(Figure data in JSON)
____________

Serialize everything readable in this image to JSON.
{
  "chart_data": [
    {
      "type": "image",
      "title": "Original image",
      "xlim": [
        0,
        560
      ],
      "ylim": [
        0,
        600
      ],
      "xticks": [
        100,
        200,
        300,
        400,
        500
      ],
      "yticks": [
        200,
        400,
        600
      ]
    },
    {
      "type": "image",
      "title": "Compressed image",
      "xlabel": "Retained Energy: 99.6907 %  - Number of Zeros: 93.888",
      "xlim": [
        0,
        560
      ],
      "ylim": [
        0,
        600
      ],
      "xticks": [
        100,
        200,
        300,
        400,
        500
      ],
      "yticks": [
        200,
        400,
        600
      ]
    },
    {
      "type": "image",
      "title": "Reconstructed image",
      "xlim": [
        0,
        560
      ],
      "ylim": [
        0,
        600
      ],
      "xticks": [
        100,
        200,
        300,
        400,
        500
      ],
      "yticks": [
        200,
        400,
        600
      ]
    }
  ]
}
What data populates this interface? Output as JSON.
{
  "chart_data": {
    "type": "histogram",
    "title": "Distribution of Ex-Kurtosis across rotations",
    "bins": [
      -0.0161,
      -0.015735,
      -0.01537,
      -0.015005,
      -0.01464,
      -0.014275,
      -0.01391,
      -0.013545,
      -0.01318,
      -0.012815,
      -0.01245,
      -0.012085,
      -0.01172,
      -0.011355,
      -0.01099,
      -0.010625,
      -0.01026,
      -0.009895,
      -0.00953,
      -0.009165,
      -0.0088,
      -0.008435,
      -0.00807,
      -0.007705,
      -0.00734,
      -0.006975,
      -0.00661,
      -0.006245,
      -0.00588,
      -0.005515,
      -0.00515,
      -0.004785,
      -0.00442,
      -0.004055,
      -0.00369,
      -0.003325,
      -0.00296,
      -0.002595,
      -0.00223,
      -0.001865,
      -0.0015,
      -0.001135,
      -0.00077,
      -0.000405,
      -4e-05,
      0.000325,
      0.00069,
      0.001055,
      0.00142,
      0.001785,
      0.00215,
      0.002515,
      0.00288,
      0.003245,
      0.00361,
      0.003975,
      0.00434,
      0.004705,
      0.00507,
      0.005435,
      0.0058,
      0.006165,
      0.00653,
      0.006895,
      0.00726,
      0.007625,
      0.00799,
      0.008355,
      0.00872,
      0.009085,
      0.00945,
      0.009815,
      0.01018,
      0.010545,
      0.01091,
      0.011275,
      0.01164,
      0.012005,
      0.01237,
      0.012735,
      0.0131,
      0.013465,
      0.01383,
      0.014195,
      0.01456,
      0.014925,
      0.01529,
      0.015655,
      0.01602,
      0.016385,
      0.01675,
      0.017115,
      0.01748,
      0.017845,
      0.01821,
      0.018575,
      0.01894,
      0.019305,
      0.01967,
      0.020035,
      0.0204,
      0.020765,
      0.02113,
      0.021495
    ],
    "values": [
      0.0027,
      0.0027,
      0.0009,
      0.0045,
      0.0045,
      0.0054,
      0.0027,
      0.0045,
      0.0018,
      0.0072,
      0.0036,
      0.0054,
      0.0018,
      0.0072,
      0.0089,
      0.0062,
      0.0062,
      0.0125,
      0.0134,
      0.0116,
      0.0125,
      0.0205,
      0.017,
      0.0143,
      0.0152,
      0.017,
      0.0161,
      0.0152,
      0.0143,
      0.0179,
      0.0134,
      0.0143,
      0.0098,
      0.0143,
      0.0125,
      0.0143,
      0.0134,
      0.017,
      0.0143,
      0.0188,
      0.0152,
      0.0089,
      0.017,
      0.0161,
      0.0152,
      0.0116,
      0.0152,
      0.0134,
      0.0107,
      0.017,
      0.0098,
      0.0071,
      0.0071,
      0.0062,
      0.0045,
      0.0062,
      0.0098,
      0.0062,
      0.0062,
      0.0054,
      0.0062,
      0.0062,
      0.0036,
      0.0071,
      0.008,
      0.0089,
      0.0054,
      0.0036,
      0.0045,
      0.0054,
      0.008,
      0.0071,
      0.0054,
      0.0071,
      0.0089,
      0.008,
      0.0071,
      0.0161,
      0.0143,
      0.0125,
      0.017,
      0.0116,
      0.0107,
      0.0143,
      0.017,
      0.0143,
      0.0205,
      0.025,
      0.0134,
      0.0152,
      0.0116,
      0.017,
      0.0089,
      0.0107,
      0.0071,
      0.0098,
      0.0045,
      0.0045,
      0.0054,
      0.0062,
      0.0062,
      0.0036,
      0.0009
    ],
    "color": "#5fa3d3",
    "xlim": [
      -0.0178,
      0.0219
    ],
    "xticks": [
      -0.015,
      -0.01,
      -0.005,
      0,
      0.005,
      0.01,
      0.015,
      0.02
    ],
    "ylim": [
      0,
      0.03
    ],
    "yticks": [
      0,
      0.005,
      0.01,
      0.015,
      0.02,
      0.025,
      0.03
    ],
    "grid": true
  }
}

____________

(Stated problem): Transcribe every entry word for word.

(Exercise solution):
Serialize everything readable in this image to JSON.
{
  "chart_data": [
    {
      "type": "image",
      "title": "Original image",
      "xlim": [
        0,
        560
      ],
      "ylim": [
        0,
        600
      ],
      "xticks": [
        100,
        200,
        300,
        400,
        500
      ],
      "yticks": [
        200,
        400,
        600
      ]
    },
    {
      "type": "image",
      "title": "Compressed image",
      "xlabel": "Retained Energy: 99.6907 %  - Number of Zeros: 93.888",
      "xlim": [
        0,
        560
      ],
      "ylim": [
        0,
        600
      ],
      "xticks": [
        100,
        200,
        300,
        400,
        500
      ],
      "yticks": [
        200,
        400,
        600
      ]
    },
    {
      "type": "image",
      "title": "Reconstructed image",
      "xlim": [
        0,
        560
      ],
      "ylim": [
        0,
        600
      ],
      "xticks": [
        100,
        200,
        300,
        400,
        500
      ],
      "yticks": [
        200,
        400,
        600
      ]
    }
  ]
}
What data populates this interface? Output as JSON.
{
  "chart_data": {
    "type": "histogram",
    "title": "Distribution of Ex-Kurtosis across rotations",
    "bins": [
      -0.0161,
      -0.015735,
      -0.01537,
      -0.015005,
      -0.01464,
      -0.014275,
      -0.01391,
      -0.013545,
      -0.01318,
      -0.012815,
      -0.01245,
      -0.012085,
      -0.01172,
      -0.011355,
      -0.01099,
      -0.010625,
      -0.01026,
      -0.009895,
      -0.00953,
      -0.009165,
      -0.0088,
      -0.008435,
      -0.00807,
      -0.007705,
      -0.00734,
      -0.006975,
      -0.00661,
      -0.006245,
      -0.00588,
      -0.005515,
      -0.00515,
      -0.004785,
      -0.00442,
      -0.004055,
      -0.00369,
      -0.003325,
      -0.00296,
      -0.002595,
      -0.00223,
      -0.001865,
      -0.0015,
      -0.001135,
      -0.00077,
      -0.000405,
      -4e-05,
      0.000325,
      0.00069,
      0.001055,
      0.00142,
      0.001785,
      0.00215,
      0.002515,
      0.00288,
      0.003245,
      0.00361,
      0.003975,
      0.00434,
      0.004705,
      0.00507,
      0.005435,
      0.0058,
      0.006165,
      0.00653,
      0.006895,
      0.00726,
      0.007625,
      0.00799,
      0.008355,
      0.00872,
      0.009085,
      0.00945,
      0.009815,
      0.01018,
      0.010545,
      0.01091,
      0.011275,
      0.01164,
      0.012005,
      0.01237,
      0.012735,
      0.0131,
      0.013465,
      0.01383,
      0.014195,
      0.01456,
      0.014925,
      0.01529,
      0.015655,
      0.01602,
      0.016385,
      0.01675,
      0.017115,
      0.01748,
      0.017845,
      0.01821,
      0.018575,
      0.01894,
      0.019305,
      0.01967,
      0.020035,
      0.0204,
      0.020765,
      0.02113,
      0.021495
    ],
    "values": [
      0.0027,
      0.0027,
      0.0009,
      0.0045,
      0.0045,
      0.0054,
      0.0027,
      0.0045,
      0.0018,
      0.0072,
      0.0036,
      0.0054,
      0.0018,
      0.0072,
      0.0089,
      0.0062,
      0.0062,
      0.0125,
      0.0134,
      0.0116,
      0.0125,
      0.0205,
      0.017,
      0.0143,
      0.0152,
      0.017,
      0.0161,
      0.0152,
      0.0143,
      0.0179,
      0.0134,
      0.0143,
      0.0098,
      0.0143,
      0.0125,
      0.0143,
      0.0134,
      0.017,
      0.0143,
      0.0188,
      0.0152,
      0.0089,
      0.017,
      0.0161,
      0.0152,
      0.0116,
      0.0152,
      0.0134,
      0.0107,
      0.017,
      0.0098,
      0.0071,
      0.0071,
      0.0062,
      0.0045,
      0.0062,
      0.0098,
      0.0062,
      0.0062,
      0.0054,
      0.0062,
      0.0062,
      0.0036,
      0.0071,
      0.008,
      0.0089,
      0.0054,
      0.0036,
      0.0045,
      0.0054,
      0.008,
      0.0071,
      0.0054,
      0.0071,
      0.0089,
      0.008,
      0.0071,
      0.0161,
      0.0143,
      0.0125,
      0.017,
      0.0116,
      0.0107,
      0.0143,
      0.017,
      0.0143,
      0.0205,
      0.025,
      0.0134,
      0.0152,
      0.0116,
      0.017,
      0.0089,
      0.0107,
      0.0071,
      0.0098,
      0.0045,
      0.0045,
      0.0054,
      0.0062,
      0.0062,
      0.0036,
      0.0009
    ],
    "color": "#5fa3d3",
    "xlim": [
      -0.0178,
      0.0219
    ],
    "xticks": [
      -0.015,
      -0.01,
      -0.005,
      0,
      0.005,
      0.01,
      0.015,
      0.02
    ],
    "ylim": [
      0,
      0.03
    ],
    "yticks": [
      0,
      0.005,
      0.01,
      0.015,
      0.02,
      0.025,
      0.03
    ],
    "grid": true
  }
}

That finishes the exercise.